Exercise task:
All records below must be retyped exactly.

[Records about charts and figures]
════════════════════

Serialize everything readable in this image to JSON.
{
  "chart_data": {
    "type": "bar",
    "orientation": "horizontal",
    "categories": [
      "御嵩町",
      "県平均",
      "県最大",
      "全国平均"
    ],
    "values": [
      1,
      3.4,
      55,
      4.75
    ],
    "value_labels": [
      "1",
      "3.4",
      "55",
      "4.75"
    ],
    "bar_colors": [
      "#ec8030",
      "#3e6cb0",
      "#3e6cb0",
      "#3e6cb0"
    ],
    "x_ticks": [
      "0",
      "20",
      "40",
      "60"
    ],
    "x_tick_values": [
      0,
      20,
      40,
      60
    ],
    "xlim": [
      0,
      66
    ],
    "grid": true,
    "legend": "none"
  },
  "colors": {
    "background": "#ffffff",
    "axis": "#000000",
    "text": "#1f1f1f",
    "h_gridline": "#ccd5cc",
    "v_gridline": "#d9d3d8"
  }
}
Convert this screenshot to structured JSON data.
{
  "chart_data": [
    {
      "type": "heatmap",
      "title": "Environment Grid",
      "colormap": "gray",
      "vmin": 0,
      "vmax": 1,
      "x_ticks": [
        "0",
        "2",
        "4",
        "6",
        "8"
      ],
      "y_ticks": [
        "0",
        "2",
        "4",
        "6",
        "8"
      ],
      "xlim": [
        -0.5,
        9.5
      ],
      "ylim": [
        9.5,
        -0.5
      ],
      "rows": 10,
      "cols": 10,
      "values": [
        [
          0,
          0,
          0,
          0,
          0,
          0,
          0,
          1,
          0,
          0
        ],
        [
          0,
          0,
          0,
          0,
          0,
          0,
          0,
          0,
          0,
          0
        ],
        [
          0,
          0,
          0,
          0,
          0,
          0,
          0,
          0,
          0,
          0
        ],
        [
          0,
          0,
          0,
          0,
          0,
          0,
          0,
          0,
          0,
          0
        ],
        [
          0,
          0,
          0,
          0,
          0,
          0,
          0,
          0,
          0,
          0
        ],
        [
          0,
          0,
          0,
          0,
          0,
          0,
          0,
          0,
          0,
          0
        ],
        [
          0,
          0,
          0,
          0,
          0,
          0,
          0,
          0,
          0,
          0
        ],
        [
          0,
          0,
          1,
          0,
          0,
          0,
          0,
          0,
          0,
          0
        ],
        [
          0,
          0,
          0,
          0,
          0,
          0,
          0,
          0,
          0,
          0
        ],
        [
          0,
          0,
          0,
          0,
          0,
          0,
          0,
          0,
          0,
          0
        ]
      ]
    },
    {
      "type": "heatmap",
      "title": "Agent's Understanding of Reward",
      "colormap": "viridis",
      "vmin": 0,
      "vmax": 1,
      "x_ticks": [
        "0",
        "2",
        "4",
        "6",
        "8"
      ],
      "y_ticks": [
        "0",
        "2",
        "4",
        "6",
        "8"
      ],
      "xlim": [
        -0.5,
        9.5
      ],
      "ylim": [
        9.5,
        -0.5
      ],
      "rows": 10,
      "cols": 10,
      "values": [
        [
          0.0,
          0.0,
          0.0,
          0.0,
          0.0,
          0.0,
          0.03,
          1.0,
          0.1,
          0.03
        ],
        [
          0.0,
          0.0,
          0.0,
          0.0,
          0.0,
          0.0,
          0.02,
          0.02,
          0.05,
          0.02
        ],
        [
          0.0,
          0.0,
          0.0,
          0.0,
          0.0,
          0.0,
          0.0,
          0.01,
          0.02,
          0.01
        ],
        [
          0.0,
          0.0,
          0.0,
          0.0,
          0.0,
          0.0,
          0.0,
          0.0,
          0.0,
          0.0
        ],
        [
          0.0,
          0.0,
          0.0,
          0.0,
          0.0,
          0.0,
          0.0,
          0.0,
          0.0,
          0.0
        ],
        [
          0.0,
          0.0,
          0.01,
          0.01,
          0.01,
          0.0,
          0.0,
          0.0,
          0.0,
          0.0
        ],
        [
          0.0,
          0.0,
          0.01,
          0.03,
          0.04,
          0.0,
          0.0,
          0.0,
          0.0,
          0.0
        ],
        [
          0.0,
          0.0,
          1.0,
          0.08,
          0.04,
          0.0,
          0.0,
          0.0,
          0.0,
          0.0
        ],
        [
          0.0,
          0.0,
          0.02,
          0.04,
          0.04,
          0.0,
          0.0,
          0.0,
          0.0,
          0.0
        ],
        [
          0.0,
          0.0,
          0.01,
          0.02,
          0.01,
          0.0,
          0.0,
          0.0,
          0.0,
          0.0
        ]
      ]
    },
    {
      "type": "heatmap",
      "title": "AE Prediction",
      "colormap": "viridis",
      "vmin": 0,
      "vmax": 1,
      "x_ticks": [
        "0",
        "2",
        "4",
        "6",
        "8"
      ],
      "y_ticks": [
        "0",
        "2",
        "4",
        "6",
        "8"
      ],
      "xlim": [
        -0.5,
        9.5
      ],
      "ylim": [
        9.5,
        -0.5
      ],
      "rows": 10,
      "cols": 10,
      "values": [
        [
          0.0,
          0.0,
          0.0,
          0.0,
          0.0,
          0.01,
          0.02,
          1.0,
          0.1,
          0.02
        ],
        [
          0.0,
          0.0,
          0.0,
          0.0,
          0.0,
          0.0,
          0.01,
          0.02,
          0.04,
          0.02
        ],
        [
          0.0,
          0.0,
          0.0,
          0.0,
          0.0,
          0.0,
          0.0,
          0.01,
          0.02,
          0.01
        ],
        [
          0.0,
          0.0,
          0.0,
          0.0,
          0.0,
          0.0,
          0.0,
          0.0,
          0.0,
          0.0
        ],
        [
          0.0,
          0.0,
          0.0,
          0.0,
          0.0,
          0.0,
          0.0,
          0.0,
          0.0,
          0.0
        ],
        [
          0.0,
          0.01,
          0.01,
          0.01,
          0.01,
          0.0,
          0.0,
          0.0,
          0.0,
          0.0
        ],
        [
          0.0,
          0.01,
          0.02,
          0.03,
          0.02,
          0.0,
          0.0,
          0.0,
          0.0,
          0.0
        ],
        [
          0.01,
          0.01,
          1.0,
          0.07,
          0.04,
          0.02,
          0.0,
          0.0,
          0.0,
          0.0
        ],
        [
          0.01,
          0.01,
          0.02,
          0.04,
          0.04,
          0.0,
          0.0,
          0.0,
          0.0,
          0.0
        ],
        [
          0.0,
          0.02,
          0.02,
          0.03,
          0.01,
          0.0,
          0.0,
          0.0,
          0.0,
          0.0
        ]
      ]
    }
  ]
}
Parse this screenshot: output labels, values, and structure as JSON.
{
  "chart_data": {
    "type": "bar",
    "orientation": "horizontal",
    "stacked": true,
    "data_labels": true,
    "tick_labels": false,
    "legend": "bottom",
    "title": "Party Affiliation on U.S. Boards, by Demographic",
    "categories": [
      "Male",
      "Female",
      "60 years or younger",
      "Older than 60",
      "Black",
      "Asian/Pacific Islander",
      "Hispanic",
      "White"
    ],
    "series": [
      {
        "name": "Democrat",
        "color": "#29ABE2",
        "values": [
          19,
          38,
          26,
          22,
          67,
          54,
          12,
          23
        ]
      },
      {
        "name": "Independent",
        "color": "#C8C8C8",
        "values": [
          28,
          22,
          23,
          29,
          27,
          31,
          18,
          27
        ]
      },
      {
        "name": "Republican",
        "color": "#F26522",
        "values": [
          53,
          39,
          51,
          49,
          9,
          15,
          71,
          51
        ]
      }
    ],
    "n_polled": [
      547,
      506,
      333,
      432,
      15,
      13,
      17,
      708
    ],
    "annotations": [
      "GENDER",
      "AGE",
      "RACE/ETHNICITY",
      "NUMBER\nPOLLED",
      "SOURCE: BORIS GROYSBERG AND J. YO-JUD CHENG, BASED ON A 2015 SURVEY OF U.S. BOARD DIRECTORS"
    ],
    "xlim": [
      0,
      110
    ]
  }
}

════════════════════

Solution:
Serialize everything readable in this image to JSON.
{
  "chart_data": {
    "type": "bar",
    "orientation": "horizontal",
    "categories": [
      "御嵩町",
      "県平均",
      "県最大",
      "全国平均"
    ],
    "values": [
      1,
      3.4,
      55,
      4.75
    ],
    "value_labels": [
      "1",
      "3.4",
      "55",
      "4.75"
    ],
    "bar_colors": [
      "#ec8030",
      "#3e6cb0",
      "#3e6cb0",
      "#3e6cb0"
    ],
    "x_ticks": [
      "0",
      "20",
      "40",
      "60"
    ],
    "x_tick_values": [
      0,
      20,
      40,
      60
    ],
    "xlim": [
      0,
      66
    ],
    "grid": true,
    "legend": "none"
  },
  "colors": {
    "background": "#ffffff",
    "axis": "#000000",
    "text": "#1f1f1f",
    "h_gridline": "#ccd5cc",
    "v_gridline": "#d9d3d8"
  }
}
Convert this screenshot to structured JSON data.
{
  "chart_data": [
    {
      "type": "heatmap",
      "title": "Environment Grid",
      "colormap": "gray",
      "vmin": 0,
      "vmax": 1,
      "x_ticks": [
        "0",
        "2",
        "4",
        "6",
        "8"
      ],
      "y_ticks": [
        "0",
        "2",
        "4",
        "6",
        "8"
      ],
      "xlim": [
        -0.5,
        9.5
      ],
      "ylim": [
        9.5,
        -0.5
      ],
      "rows": 10,
      "cols": 10,
      "values": [
        [
          0,
          0,
          0,
          0,
          0,
          0,
          0,
          1,
          0,
          0
        ],
        [
          0,
          0,
          0,
          0,
          0,
          0,
          0,
          0,
          0,
          0
        ],
        [
          0,
          0,
          0,
          0,
          0,
          0,
          0,
          0,
          0,
          0
        ],
        [
          0,
          0,
          0,
          0,
          0,
          0,
          0,
          0,
          0,
          0
        ],
        [
          0,
          0,
          0,
          0,
          0,
          0,
          0,
          0,
          0,
          0
        ],
        [
          0,
          0,
          0,
          0,
          0,
          0,
          0,
          0,
          0,
          0
        ],
        [
          0,
          0,
          0,
          0,
          0,
          0,
          0,
          0,
          0,
          0
        ],
        [
          0,
          0,
          1,
          0,
          0,
          0,
          0,
          0,
          0,
          0
        ],
        [
          0,
          0,
          0,
          0,
          0,
          0,
          0,
          0,
          0,
          0
        ],
        [
          0,
          0,
          0,
          0,
          0,
          0,
          0,
          0,
          0,
          0
        ]
      ]
    },
    {
      "type": "heatmap",
      "title": "Agent's Understanding of Reward",
      "colormap": "viridis",
      "vmin": 0,
      "vmax": 1,
      "x_ticks": [
        "0",
        "2",
        "4",
        "6",
        "8"
      ],
      "y_ticks": [
        "0",
        "2",
        "4",
        "6",
        "8"
      ],
      "xlim": [
        -0.5,
        9.5
      ],
      "ylim": [
        9.5,
        -0.5
      ],
      "rows": 10,
      "cols": 10,
      "values": [
        [
          0.0,
          0.0,
          0.0,
          0.0,
          0.0,
          0.0,
          0.03,
          1.0,
          0.1,
          0.03
        ],
        [
          0.0,
          0.0,
          0.0,
          0.0,
          0.0,
          0.0,
          0.02,
          0.02,
          0.05,
          0.02
        ],
        [
          0.0,
          0.0,
          0.0,
          0.0,
          0.0,
          0.0,
          0.0,
          0.01,
          0.02,
          0.01
        ],
        [
          0.0,
          0.0,
          0.0,
          0.0,
          0.0,
          0.0,
          0.0,
          0.0,
          0.0,
          0.0
        ],
        [
          0.0,
          0.0,
          0.0,
          0.0,
          0.0,
          0.0,
          0.0,
          0.0,
          0.0,
          0.0
        ],
        [
          0.0,
          0.0,
          0.01,
          0.01,
          0.01,
          0.0,
          0.0,
          0.0,
          0.0,
          0.0
        ],
        [
          0.0,
          0.0,
          0.01,
          0.03,
          0.04,
          0.0,
          0.0,
          0.0,
          0.0,
          0.0
        ],
        [
          0.0,
          0.0,
          1.0,
          0.08,
          0.04,
          0.0,
          0.0,
          0.0,
          0.0,
          0.0
        ],
        [
          0.0,
          0.0,
          0.02,
          0.04,
          0.04,
          0.0,
          0.0,
          0.0,
          0.0,
          0.0
        ],
        [
          0.0,
          0.0,
          0.01,
          0.02,
          0.01,
          0.0,
          0.0,
          0.0,
          0.0,
          0.0
        ]
      ]
    },
    {
      "type": "heatmap",
      "title": "AE Prediction",
      "colormap": "viridis",
      "vmin": 0,
      "vmax": 1,
      "x_ticks": [
        "0",
        "2",
        "4",
        "6",
        "8"
      ],
      "y_ticks": [
        "0",
        "2",
        "4",
        "6",
        "8"
      ],
      "xlim": [
        -0.5,
        9.5
      ],
      "ylim": [
        9.5,
        -0.5
      ],
      "rows": 10,
      "cols": 10,
      "values": [
        [
          0.0,
          0.0,
          0.0,
          0.0,
          0.0,
          0.01,
          0.02,
          1.0,
          0.1,
          0.02
        ],
        [
          0.0,
          0.0,
          0.0,
          0.0,
          0.0,
          0.0,
          0.01,
          0.02,
          0.04,
          0.02
        ],
        [
          0.0,
          0.0,
          0.0,
          0.0,
          0.0,
          0.0,
          0.0,
          0.01,
          0.02,
          0.01
        ],
        [
          0.0,
          0.0,
          0.0,
          0.0,
          0.0,
          0.0,
          0.0,
          0.0,
          0.0,
          0.0
        ],
        [
          0.0,
          0.0,
          0.0,
          0.0,
          0.0,
          0.0,
          0.0,
          0.0,
          0.0,
          0.0
        ],
        [
          0.0,
          0.01,
          0.01,
          0.01,
          0.01,
          0.0,
          0.0,
          0.0,
          0.0,
          0.0
        ],
        [
          0.0,
          0.01,
          0.02,
          0.03,
          0.02,
          0.0,
          0.0,
          0.0,
          0.0,
          0.0
        ],
        [
          0.01,
          0.01,
          1.0,
          0.07,
          0.04,
          0.02,
          0.0,
          0.0,
          0.0,
          0.0
        ],
        [
          0.01,
          0.01,
          0.02,
          0.04,
          0.04,
          0.0,
          0.0,
          0.0,
          0.0,
          0.0
        ],
        [
          0.0,
          0.02,
          0.02,
          0.03,
          0.01,
          0.0,
          0.0,
          0.0,
          0.0,
          0.0
        ]
      ]
    }
  ]
}
Parse this screenshot: output labels, values, and structure as JSON.
{
  "chart_data": {
    "type": "bar",
    "orientation": "horizontal",
    "stacked": true,
    "data_labels": true,
    "tick_labels": false,
    "legend": "bottom",
    "title": "Party Affiliation on U.S. Boards, by Demographic",
    "categories": [
      "Male",
      "Female",
      "60 years or younger",
      "Older than 60",
      "Black",
      "Asian/Pacific Islander",
      "Hispanic",
      "White"
    ],
    "series": [
      {
        "name": "Democrat",
        "color": "#29ABE2",
        "values": [
          19,
          38,
          26,
          22,
          67,
          54,
          12,
          23
        ]
      },
      {
        "name": "Independent",
        "color": "#C8C8C8",
        "values": [
          28,
          22,
          23,
          29,
          27,
          31,
          18,
          27
        ]
      },
      {
        "name": "Republican",
        "color": "#F26522",
        "values": [
          53,
          39,
          51,
          49,
          9,
          15,
          71,
          51
        ]
      }
    ],
    "n_polled": [
      547,
      506,
      333,
      432,
      15,
      13,
      17,
      708
    ],
    "annotations": [
      "GENDER",
      "AGE",
      "RACE/ETHNICITY",
      "NUMBER\nPOLLED",
      "SOURCE: BORIS GROYSBERG AND J. YO-JUD CHENG, BASED ON A 2015 SURVEY OF U.S. BOARD DIRECTORS"
    ],
    "xlim": [
      0,
      110
    ]
  }
}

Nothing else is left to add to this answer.